- **Supplied passage**
****************************************

- Japanese film director, Kan Mukai
- Born: Hiroki Mukae October 16, 1937 Dairen, Manchukuo
- Died: June 9, 2008 (aged 70) Tokyo, Japan
- Occupations: Film director, cinematographer, producer and screenwriter
- Years active: 1962–2004
- Spouse: Takako Uchida
- Website: https://web.archive.org/web/20091111115700/http://www.kuruma.org/mukai/

= Kan Mukai =

Japanese film director, cinematographer, producer and screenwriter

Kan Mukai (向井寛, Mukai Kan) a.k.a. Hiroshi Mukai and Patrick Kan (カン・パトリック, Kan Patorikku) was a Japanese film director, cinematographer, producer and screenwriter, known for his pioneering work in the pink film genre. In the realm of pink cinema, Japanese critics have estimated that Mukai is "the only serious rival of Kōji Wakamatsu." As a producer, Mukai helped the early careers of many prominent directors, including Hisayasu Satō and Academy-Award winner Yōjirō Takita. In his career, he directed nearly 200 films and produced approximately 500.

****************************************

- **Parts of the exercise**
1/ Using the Kan Mukai biography, answer the following:
(a) Where was Mukai born?
(b) Who was his spouse?
(c) About how many films did he direct?
2/ List every occupation the Kan Mukai biography gives for him.
3/ From the Kan Mukai biography, quote the stretch from "Kan Mukai (向井寛, Mukai" through "produced approximately 500.".

- **Provided material**
****************************************

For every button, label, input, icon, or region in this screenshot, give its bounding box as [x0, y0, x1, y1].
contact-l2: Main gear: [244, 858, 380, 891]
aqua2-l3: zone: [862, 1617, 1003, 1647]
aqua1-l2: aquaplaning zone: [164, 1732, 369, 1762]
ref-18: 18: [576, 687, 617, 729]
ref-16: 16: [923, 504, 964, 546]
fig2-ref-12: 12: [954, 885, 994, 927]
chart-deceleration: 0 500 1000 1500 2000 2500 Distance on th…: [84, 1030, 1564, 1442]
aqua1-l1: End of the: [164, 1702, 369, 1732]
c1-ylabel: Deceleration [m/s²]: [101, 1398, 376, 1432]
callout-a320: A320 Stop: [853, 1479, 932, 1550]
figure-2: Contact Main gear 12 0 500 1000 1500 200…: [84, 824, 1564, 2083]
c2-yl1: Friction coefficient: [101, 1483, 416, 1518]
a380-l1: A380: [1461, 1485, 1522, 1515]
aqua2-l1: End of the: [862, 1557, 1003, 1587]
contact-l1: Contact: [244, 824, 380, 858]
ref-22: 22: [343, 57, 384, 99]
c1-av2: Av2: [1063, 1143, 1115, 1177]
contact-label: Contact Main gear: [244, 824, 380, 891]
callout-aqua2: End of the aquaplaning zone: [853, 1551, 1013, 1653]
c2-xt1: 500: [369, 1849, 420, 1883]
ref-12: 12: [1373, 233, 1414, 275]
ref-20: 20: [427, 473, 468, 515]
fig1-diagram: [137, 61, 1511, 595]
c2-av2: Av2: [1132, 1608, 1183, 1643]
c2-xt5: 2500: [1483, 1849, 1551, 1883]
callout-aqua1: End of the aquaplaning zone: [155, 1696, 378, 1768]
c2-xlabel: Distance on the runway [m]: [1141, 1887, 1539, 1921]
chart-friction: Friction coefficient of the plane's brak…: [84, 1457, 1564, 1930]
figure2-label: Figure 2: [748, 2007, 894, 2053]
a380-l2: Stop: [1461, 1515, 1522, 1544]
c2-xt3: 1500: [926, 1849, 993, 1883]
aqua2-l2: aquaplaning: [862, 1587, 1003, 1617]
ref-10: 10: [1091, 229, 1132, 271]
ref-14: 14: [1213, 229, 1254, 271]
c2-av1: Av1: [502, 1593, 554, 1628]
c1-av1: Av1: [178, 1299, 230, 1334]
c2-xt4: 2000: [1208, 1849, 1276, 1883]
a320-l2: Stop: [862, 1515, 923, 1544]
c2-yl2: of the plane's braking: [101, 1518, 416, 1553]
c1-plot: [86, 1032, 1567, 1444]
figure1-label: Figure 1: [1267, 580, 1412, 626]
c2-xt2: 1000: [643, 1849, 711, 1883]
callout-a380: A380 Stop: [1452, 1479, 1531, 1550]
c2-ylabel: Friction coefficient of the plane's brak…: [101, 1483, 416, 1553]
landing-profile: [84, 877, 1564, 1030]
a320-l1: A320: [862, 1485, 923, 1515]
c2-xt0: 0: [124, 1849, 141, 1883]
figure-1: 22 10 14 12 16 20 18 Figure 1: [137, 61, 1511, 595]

****************************************

- **Solutions to each task**
1/
(a) Dairen, Manchukuo
(b) Takako Uchida
(c) Nearly 200

2/ Film director, cinematographer, producer, screenwriter

3/
Kan Mukai (向井寛, Mukai Kan) a.k.a. Hiroshi Mukai and Patrick Kan (カン・パトリック, Kan Patorikku) was a Japanese film director, cinematographer, producer and screenwriter, known for his pioneering work in the pink film genre. In the realm of pink cinema, Japanese critics have estimated that Mukai is "the only serious rival of Kōji Wakamatsu." As a producer, Mukai helped the early careers of many prominent directors, including Hisayasu Satō and Academy-Award winner Yōjirō Takita. In his career, he directed nearly 200 films and produced approximately 500.